SOURCE RECORDS section start
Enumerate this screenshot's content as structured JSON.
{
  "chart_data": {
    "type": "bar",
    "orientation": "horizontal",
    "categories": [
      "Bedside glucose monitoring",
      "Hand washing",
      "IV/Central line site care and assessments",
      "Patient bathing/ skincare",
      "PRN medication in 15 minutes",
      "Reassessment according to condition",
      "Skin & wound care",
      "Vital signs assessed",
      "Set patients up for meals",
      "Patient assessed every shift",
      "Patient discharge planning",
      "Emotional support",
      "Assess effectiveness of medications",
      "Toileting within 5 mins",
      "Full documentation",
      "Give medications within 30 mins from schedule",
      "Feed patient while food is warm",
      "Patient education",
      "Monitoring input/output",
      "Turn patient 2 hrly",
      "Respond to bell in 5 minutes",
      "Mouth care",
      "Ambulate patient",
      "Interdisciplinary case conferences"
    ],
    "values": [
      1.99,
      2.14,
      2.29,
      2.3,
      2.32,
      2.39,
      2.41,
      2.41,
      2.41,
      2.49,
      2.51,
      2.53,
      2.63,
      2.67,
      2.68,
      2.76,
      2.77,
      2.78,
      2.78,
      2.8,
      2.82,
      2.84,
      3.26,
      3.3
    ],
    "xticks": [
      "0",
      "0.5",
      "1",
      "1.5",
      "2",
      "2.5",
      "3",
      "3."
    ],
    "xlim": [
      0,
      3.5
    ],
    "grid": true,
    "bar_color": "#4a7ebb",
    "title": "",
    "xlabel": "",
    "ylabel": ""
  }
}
SOURCE RECORDS section end
TASK OBJECTIVE: Word for word, return the entire listing above.

ANSWER BOX:
Enumerate this screenshot's content as structured JSON.
{
  "chart_data": {
    "type": "bar",
    "orientation": "horizontal",
    "categories": [
      "Bedside glucose monitoring",
      "Hand washing",
      "IV/Central line site care and assessments",
      "Patient bathing/ skincare",
      "PRN medication in 15 minutes",
      "Reassessment according to condition",
      "Skin & wound care",
      "Vital signs assessed",
      "Set patients up for meals",
      "Patient assessed every shift",
      "Patient discharge planning",
      "Emotional support",
      "Assess effectiveness of medications",
      "Toileting within 5 mins",
      "Full documentation",
      "Give medications within 30 mins from schedule",
      "Feed patient while food is warm",
      "Patient education",
      "Monitoring input/output",
      "Turn patient 2 hrly",
      "Respond to bell in 5 minutes",
      "Mouth care",
      "Ambulate patient",
      "Interdisciplinary case conferences"
    ],
    "values": [
      1.99,
      2.14,
      2.29,
      2.3,
      2.32,
      2.39,
      2.41,
      2.41,
      2.41,
      2.49,
      2.51,
      2.53,
      2.63,
      2.67,
      2.68,
      2.76,
      2.77,
      2.78,
      2.78,
      2.8,
      2.82,
      2.84,
      3.26,
      3.3
    ],
    "xticks": [
      "0",
      "0.5",
      "1",
      "1.5",
      "2",
      "2.5",
      "3",
      "3."
    ],
    "xlim": [
      0,
      3.5
    ],
    "grid": true,
    "bar_color": "#4a7ebb",
    "title": "",
    "xlabel": "",
    "ylabel": ""
  }
}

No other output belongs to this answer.